DIRECTIVE |
Pull out every line below that holds the word "brush".

DATA ROWS |

*-*-*

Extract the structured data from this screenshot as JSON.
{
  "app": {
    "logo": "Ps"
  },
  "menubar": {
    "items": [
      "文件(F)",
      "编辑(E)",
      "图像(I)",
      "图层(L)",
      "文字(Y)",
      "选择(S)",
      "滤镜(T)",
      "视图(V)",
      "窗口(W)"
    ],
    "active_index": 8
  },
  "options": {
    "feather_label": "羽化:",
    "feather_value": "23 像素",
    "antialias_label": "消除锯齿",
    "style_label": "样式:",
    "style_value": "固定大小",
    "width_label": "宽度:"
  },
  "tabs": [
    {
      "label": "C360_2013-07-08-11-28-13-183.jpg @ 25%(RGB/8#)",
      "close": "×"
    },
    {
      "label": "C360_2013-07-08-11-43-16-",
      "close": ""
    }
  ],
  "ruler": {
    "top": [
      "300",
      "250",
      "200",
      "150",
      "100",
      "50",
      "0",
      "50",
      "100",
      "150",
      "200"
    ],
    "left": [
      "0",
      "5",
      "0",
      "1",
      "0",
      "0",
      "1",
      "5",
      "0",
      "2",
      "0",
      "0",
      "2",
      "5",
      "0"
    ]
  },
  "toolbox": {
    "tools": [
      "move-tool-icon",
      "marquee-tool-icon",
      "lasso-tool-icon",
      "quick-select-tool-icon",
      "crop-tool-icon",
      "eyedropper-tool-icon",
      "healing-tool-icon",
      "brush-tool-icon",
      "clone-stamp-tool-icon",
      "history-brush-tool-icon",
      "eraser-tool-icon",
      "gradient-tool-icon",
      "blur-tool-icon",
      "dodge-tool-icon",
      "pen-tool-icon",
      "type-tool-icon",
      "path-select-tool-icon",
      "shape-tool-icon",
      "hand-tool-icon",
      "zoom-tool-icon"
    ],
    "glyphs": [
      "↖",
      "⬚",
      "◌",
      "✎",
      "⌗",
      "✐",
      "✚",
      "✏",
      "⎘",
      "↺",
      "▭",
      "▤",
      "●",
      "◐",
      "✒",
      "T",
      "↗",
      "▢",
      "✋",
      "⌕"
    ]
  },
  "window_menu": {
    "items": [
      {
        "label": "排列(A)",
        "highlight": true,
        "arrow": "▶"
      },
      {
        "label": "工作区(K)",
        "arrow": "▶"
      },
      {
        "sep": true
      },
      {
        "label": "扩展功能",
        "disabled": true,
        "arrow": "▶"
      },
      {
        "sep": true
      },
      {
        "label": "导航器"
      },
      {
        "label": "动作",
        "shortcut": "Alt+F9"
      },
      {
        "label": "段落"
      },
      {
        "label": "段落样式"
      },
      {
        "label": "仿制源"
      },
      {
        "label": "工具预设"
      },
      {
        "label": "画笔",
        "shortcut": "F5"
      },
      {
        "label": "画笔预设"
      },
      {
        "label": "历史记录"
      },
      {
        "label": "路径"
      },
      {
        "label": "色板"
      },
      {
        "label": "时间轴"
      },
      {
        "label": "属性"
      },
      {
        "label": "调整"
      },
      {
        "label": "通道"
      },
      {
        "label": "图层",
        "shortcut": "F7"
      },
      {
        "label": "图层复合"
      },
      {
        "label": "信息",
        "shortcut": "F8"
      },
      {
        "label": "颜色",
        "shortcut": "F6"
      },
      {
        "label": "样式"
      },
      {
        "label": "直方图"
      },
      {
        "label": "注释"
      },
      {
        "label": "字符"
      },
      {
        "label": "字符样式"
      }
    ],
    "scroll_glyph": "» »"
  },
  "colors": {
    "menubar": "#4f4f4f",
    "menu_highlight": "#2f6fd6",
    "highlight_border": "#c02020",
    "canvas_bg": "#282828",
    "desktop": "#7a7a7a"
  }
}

*-*-*

THE OUTPUT |
      "brush-tool-icon",
      "history-brush-tool-icon",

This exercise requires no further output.